+++ EXERCISE DATA
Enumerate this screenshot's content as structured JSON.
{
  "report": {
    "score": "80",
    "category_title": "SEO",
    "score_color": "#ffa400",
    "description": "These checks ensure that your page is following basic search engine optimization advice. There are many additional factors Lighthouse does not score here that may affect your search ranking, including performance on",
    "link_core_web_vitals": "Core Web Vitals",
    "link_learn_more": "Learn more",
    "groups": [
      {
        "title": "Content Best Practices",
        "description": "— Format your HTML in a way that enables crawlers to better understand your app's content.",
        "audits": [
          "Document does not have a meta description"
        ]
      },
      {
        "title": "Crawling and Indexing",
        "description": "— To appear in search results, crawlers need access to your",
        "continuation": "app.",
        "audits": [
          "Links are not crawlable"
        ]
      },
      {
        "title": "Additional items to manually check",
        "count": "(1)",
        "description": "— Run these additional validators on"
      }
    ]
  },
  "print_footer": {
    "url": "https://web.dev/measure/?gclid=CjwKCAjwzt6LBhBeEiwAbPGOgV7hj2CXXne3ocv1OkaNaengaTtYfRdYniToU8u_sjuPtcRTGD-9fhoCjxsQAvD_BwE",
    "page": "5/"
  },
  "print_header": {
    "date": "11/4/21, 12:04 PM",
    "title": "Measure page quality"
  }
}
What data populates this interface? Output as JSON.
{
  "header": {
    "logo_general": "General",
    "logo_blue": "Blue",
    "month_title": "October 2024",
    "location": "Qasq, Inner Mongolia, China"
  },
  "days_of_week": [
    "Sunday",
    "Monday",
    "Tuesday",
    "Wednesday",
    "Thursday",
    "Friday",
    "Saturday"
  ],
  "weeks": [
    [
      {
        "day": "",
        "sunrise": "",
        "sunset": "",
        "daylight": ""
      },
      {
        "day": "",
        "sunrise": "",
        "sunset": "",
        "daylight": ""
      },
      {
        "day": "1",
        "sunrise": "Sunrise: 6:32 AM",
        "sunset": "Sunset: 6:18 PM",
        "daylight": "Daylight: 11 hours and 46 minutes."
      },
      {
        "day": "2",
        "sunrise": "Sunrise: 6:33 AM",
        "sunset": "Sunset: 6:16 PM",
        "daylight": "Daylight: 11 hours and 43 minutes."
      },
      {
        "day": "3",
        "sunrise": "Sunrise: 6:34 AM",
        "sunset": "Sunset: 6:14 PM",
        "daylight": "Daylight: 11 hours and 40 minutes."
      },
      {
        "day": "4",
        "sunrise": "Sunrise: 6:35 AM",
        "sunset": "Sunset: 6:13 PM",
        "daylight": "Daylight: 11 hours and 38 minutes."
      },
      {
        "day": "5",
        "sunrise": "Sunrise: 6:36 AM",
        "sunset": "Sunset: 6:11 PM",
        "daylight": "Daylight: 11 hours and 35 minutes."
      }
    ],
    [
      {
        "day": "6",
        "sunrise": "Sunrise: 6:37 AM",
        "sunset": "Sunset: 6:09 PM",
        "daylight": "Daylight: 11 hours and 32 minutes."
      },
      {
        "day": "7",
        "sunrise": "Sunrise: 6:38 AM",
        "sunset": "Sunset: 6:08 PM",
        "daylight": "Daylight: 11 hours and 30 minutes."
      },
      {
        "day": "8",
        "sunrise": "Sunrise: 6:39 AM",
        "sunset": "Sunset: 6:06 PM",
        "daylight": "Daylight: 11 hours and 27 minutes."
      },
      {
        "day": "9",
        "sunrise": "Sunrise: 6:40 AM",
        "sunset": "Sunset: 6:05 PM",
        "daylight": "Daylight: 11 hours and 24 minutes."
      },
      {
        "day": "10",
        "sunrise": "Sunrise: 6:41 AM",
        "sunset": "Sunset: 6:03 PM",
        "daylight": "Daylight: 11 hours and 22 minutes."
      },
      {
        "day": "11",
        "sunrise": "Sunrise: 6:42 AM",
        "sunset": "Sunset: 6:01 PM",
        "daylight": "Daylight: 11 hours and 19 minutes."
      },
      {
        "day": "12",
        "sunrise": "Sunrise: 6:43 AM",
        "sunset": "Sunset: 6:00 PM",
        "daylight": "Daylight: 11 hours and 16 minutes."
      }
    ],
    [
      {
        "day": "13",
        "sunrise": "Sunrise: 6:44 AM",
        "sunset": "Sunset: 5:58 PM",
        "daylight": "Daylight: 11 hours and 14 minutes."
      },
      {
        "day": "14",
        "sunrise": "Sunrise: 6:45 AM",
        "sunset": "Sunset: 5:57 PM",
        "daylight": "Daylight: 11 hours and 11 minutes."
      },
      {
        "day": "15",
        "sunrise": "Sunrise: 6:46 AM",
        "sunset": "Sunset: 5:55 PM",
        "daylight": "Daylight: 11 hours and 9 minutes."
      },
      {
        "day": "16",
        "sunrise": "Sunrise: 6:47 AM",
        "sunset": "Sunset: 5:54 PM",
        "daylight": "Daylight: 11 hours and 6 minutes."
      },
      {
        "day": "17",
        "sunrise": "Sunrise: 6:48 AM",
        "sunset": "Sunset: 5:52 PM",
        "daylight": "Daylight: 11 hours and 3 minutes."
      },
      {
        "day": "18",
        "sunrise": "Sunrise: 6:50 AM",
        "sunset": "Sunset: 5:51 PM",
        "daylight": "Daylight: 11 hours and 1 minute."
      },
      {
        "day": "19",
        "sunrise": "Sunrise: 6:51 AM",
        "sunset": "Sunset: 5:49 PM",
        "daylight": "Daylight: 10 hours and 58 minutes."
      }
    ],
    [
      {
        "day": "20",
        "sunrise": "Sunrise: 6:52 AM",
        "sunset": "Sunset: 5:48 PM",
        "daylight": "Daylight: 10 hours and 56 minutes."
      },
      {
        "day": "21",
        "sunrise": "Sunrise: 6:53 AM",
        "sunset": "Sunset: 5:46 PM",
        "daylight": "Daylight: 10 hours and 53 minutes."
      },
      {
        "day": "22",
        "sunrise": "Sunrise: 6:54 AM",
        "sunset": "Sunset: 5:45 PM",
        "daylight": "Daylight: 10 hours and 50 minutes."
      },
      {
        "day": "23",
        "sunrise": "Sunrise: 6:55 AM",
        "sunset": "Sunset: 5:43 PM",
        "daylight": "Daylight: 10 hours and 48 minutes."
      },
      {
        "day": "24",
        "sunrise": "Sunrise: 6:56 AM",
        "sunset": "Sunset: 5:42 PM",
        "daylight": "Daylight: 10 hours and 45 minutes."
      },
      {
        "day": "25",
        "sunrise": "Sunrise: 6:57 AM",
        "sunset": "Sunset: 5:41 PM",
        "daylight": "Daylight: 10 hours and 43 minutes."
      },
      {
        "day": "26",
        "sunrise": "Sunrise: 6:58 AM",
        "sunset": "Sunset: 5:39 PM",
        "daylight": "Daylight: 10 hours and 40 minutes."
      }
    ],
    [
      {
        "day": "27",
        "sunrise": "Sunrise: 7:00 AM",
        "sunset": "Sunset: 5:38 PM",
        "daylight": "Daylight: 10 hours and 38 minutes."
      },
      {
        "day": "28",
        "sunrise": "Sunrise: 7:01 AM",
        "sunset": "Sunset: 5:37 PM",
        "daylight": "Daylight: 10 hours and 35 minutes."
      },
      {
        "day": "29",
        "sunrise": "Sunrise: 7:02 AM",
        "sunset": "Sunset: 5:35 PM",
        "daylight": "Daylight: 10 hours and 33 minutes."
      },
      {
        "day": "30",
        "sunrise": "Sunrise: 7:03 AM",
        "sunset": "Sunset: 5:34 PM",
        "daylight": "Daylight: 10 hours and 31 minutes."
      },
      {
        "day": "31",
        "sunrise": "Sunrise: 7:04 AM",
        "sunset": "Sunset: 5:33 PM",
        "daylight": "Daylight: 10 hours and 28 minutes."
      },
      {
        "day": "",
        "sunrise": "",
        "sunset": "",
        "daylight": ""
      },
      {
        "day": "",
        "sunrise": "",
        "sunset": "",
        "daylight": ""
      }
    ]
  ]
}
++++++
EXERCISE REQUIREMENTS: Copy out all lines that carry the word "this".

EXPECTED ANSWER:
Enumerate this screenshot's content as structured JSON.
What data populates this interface? Output as JSON.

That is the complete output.